### Task instructions
Restate each line of the listing exactly, without carrying over any pictures.

Entries from a visual dataset
________
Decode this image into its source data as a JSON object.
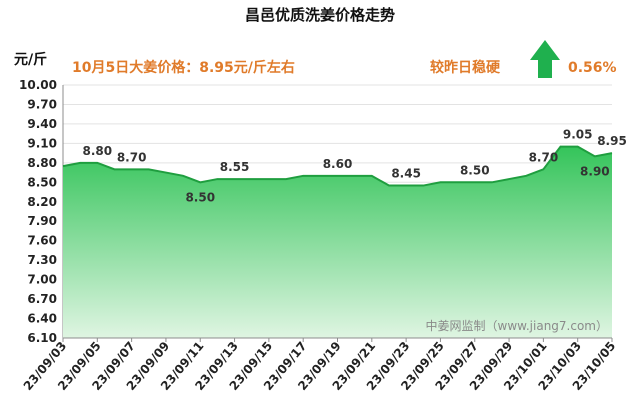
{
  "chart_data": {
    "type": "area",
    "title": "昌邑优质洗姜价格走势",
    "unit_label": "元/斤",
    "headline": "10月5日大姜价格：8.95元/斤左右",
    "trend_text": "较昨日稳硬",
    "change_text": "0.56%",
    "watermark": "中姜网监制（www.jiang7.com）",
    "colors": {
      "area_top": "#34c45a",
      "area_bottom": "#dff5e2",
      "line": "#1f9e3f",
      "arrow": "#1fb04e",
      "headline": "#e07b2a"
    },
    "ylim": [
      6.1,
      10.0
    ],
    "yticks": [
      "6.10",
      "6.40",
      "6.70",
      "7.00",
      "7.30",
      "7.60",
      "7.90",
      "8.20",
      "8.50",
      "8.80",
      "9.10",
      "9.40",
      "9.70",
      "10.00"
    ],
    "x": [
      "23/09/03",
      "23/09/04",
      "23/09/05",
      "23/09/06",
      "23/09/07",
      "23/09/08",
      "23/09/09",
      "23/09/10",
      "23/09/11",
      "23/09/12",
      "23/09/13",
      "23/09/14",
      "23/09/15",
      "23/09/16",
      "23/09/17",
      "23/09/18",
      "23/09/19",
      "23/09/20",
      "23/09/21",
      "23/09/22",
      "23/09/23",
      "23/09/24",
      "23/09/25",
      "23/09/26",
      "23/09/27",
      "23/09/28",
      "23/09/29",
      "23/09/30",
      "23/10/01",
      "23/10/02",
      "23/10/03",
      "23/10/04",
      "23/10/05"
    ],
    "xticks": [
      "23/09/03",
      "23/09/05",
      "23/09/07",
      "23/09/09",
      "23/09/11",
      "23/09/13",
      "23/09/15",
      "23/09/17",
      "23/09/19",
      "23/09/21",
      "23/09/23",
      "23/09/25",
      "23/09/27",
      "23/09/29",
      "23/10/01",
      "23/10/03",
      "23/10/05"
    ],
    "values": [
      8.75,
      8.8,
      8.8,
      8.7,
      8.7,
      8.7,
      8.65,
      8.6,
      8.5,
      8.55,
      8.55,
      8.55,
      8.55,
      8.55,
      8.6,
      8.6,
      8.6,
      8.6,
      8.6,
      8.45,
      8.45,
      8.45,
      8.5,
      8.5,
      8.5,
      8.5,
      8.55,
      8.6,
      8.7,
      9.05,
      9.05,
      8.9,
      8.95
    ],
    "data_labels": [
      {
        "x": "23/09/05",
        "text": "8.80",
        "pos": "above"
      },
      {
        "x": "23/09/07",
        "text": "8.70",
        "pos": "above"
      },
      {
        "x": "23/09/11",
        "text": "8.50",
        "pos": "below"
      },
      {
        "x": "23/09/13",
        "text": "8.55",
        "pos": "above"
      },
      {
        "x": "23/09/19",
        "text": "8.60",
        "pos": "above"
      },
      {
        "x": "23/09/23",
        "text": "8.45",
        "pos": "above"
      },
      {
        "x": "23/09/27",
        "text": "8.50",
        "pos": "above"
      },
      {
        "x": "23/10/01",
        "text": "8.70",
        "pos": "above"
      },
      {
        "x": "23/10/03",
        "text": "9.05",
        "pos": "above"
      },
      {
        "x": "23/10/04",
        "text": "8.90",
        "pos": "below"
      },
      {
        "x": "23/10/05",
        "text": "8.95",
        "pos": "above"
      }
    ]
  }
}
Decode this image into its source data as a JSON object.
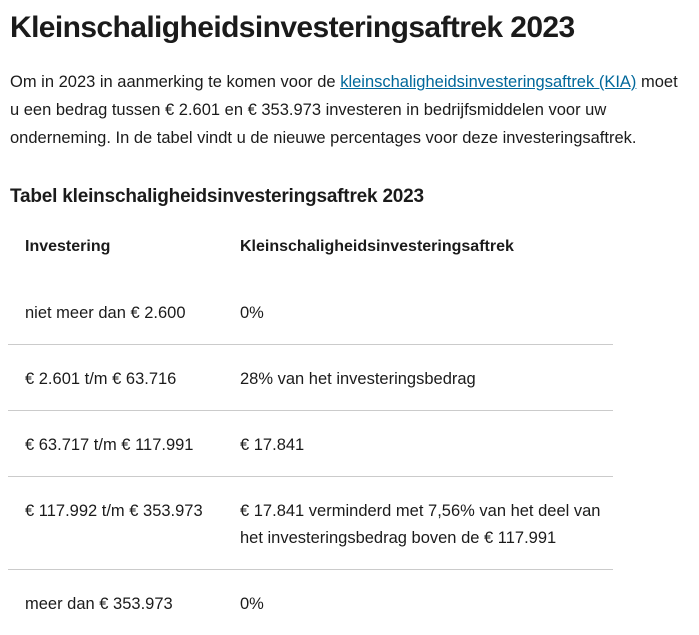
________
### Output for this exercise
Decode this image into its source data as a JSON object.
{
  "chart_data": {
    "type": "area",
    "title": "昌邑优质洗姜价格走势",
    "unit_label": "元/斤",
    "headline": "10月5日大姜价格：8.95元/斤左右",
    "trend_text": "较昨日稳硬",
    "change_text": "0.56%",
    "watermark": "中姜网监制（www.jiang7.com）",
    "colors": {
      "area_top": "#34c45a",
      "area_bottom": "#dff5e2",
      "line": "#1f9e3f",
      "arrow": "#1fb04e",
      "headline": "#e07b2a"
    },
    "ylim": [
      6.1,
      10.0
    ],
    "yticks": [
      "6.10",
      "6.40",
      "6.70",
      "7.00",
      "7.30",
      "7.60",
      "7.90",
      "8.20",
      "8.50",
      "8.80",
      "9.10",
      "9.40",
      "9.70",
      "10.00"
    ],
    "x": [
      "23/09/03",
      "23/09/04",
      "23/09/05",
      "23/09/06",
      "23/09/07",
      "23/09/08",
      "23/09/09",
      "23/09/10",
      "23/09/11",
      "23/09/12",
      "23/09/13",
      "23/09/14",
      "23/09/15",
      "23/09/16",
      "23/09/17",
      "23/09/18",
      "23/09/19",
      "23/09/20",
      "23/09/21",
      "23/09/22",
      "23/09/23",
      "23/09/24",
      "23/09/25",
      "23/09/26",
      "23/09/27",
      "23/09/28",
      "23/09/29",
      "23/09/30",
      "23/10/01",
      "23/10/02",
      "23/10/03",
      "23/10/04",
      "23/10/05"
    ],
    "xticks": [
      "23/09/03",
      "23/09/05",
      "23/09/07",
      "23/09/09",
      "23/09/11",
      "23/09/13",
      "23/09/15",
      "23/09/17",
      "23/09/19",
      "23/09/21",
      "23/09/23",
      "23/09/25",
      "23/09/27",
      "23/09/29",
      "23/10/01",
      "23/10/03",
      "23/10/05"
    ],
    "values": [
      8.75,
      8.8,
      8.8,
      8.7,
      8.7,
      8.7,
      8.65,
      8.6,
      8.5,
      8.55,
      8.55,
      8.55,
      8.55,
      8.55,
      8.6,
      8.6,
      8.6,
      8.6,
      8.6,
      8.45,
      8.45,
      8.45,
      8.5,
      8.5,
      8.5,
      8.5,
      8.55,
      8.6,
      8.7,
      9.05,
      9.05,
      8.9,
      8.95
    ],
    "data_labels": [
      {
        "x": "23/09/05",
        "text": "8.80",
        "pos": "above"
      },
      {
        "x": "23/09/07",
        "text": "8.70",
        "pos": "above"
      },
      {
        "x": "23/09/11",
        "text": "8.50",
        "pos": "below"
      },
      {
        "x": "23/09/13",
        "text": "8.55",
        "pos": "above"
      },
      {
        "x": "23/09/19",
        "text": "8.60",
        "pos": "above"
      },
      {
        "x": "23/09/23",
        "text": "8.45",
        "pos": "above"
      },
      {
        "x": "23/09/27",
        "text": "8.50",
        "pos": "above"
      },
      {
        "x": "23/10/01",
        "text": "8.70",
        "pos": "above"
      },
      {
        "x": "23/10/03",
        "text": "9.05",
        "pos": "above"
      },
      {
        "x": "23/10/04",
        "text": "8.90",
        "pos": "below"
      },
      {
        "x": "23/10/05",
        "text": "8.95",
        "pos": "above"
      }
    ]
  }
}
Decode this image into its source data as a JSON object.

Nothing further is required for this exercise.